(THE RECORDS)
-- begin --
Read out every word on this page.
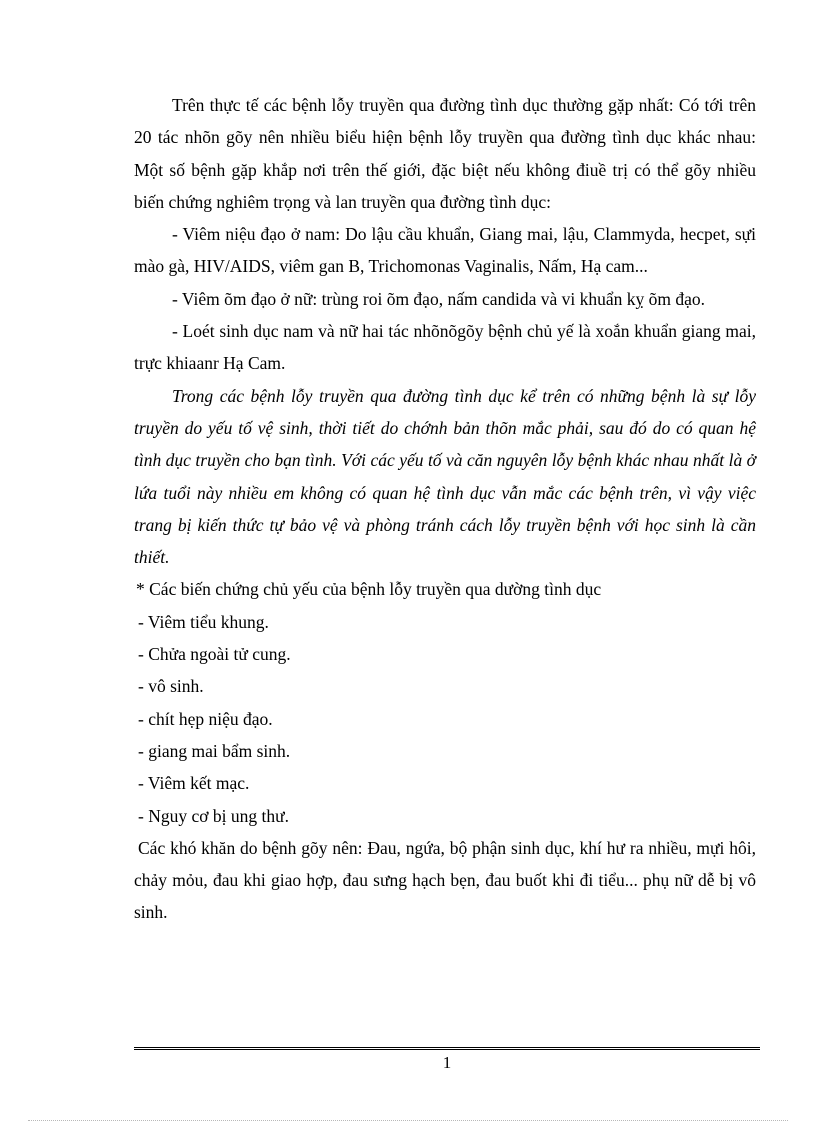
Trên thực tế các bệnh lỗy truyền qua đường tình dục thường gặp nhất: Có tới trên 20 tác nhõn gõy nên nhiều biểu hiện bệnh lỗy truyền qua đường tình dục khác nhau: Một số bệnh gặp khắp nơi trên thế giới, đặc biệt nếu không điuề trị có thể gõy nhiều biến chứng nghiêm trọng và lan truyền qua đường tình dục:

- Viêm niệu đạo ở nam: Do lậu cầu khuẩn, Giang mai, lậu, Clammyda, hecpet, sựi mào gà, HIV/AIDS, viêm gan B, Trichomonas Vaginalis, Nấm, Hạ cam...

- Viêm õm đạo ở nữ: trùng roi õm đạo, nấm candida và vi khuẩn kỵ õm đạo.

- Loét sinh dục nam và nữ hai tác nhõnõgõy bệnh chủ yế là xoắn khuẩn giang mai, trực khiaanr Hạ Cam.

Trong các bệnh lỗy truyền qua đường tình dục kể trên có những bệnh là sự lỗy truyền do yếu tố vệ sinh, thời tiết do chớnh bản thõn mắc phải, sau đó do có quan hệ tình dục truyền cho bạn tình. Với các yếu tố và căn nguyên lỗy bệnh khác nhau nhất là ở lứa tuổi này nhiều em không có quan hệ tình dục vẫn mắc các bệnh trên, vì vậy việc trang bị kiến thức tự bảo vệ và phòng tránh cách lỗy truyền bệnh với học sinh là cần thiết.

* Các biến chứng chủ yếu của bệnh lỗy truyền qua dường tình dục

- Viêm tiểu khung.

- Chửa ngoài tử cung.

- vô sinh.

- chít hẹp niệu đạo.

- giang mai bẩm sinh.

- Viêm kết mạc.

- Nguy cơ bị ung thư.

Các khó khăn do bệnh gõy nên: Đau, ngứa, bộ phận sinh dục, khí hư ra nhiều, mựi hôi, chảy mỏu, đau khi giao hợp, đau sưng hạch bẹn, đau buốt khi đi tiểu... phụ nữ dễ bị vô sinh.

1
-- end --
-- begin --
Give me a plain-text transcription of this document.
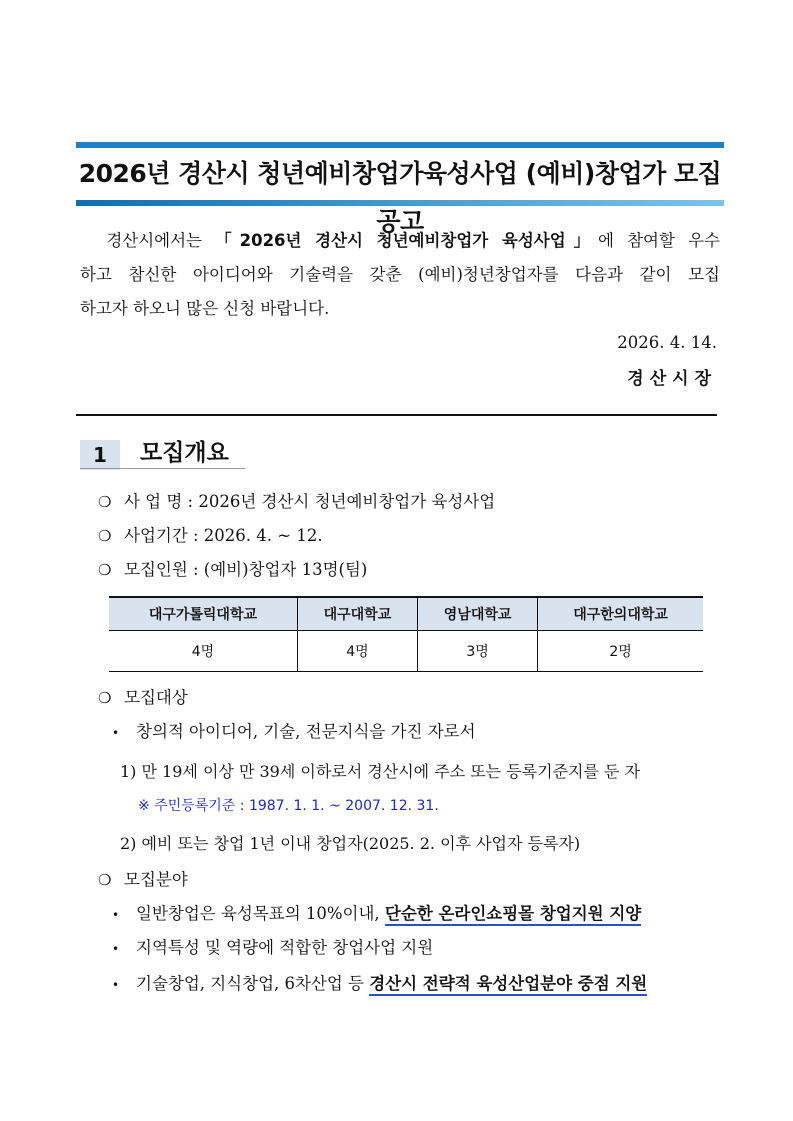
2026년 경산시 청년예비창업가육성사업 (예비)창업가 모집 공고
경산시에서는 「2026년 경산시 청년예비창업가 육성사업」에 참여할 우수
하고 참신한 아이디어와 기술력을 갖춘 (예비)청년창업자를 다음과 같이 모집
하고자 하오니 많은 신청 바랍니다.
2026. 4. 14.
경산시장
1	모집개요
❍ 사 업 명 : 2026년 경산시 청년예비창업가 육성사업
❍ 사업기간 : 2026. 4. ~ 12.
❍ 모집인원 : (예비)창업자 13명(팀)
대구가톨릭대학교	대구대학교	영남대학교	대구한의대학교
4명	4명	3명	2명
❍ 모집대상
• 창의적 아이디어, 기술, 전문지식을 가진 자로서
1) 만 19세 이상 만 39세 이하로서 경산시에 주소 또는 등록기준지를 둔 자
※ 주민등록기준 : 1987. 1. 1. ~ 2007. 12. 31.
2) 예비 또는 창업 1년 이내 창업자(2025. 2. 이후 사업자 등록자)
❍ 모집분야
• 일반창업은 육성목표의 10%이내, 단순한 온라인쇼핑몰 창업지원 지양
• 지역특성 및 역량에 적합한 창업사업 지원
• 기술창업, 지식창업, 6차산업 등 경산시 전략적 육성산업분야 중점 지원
-- end --
(PROBLEM TO SOLVE)
Track down every line of the material containing the string "tiểu", and copy it.

(RESPONSE BELOW)
- Viêm tiểu khung.
Các khó khăn do bệnh gõy nên: Đau, ngứa, bộ phận sinh dục, khí hư ra nhiều, mựi hôi, chảy mỏu, đau khi giao hợp, đau sưng hạch bẹn, đau buốt khi đi tiểu... phụ nữ dễ bị vô sinh.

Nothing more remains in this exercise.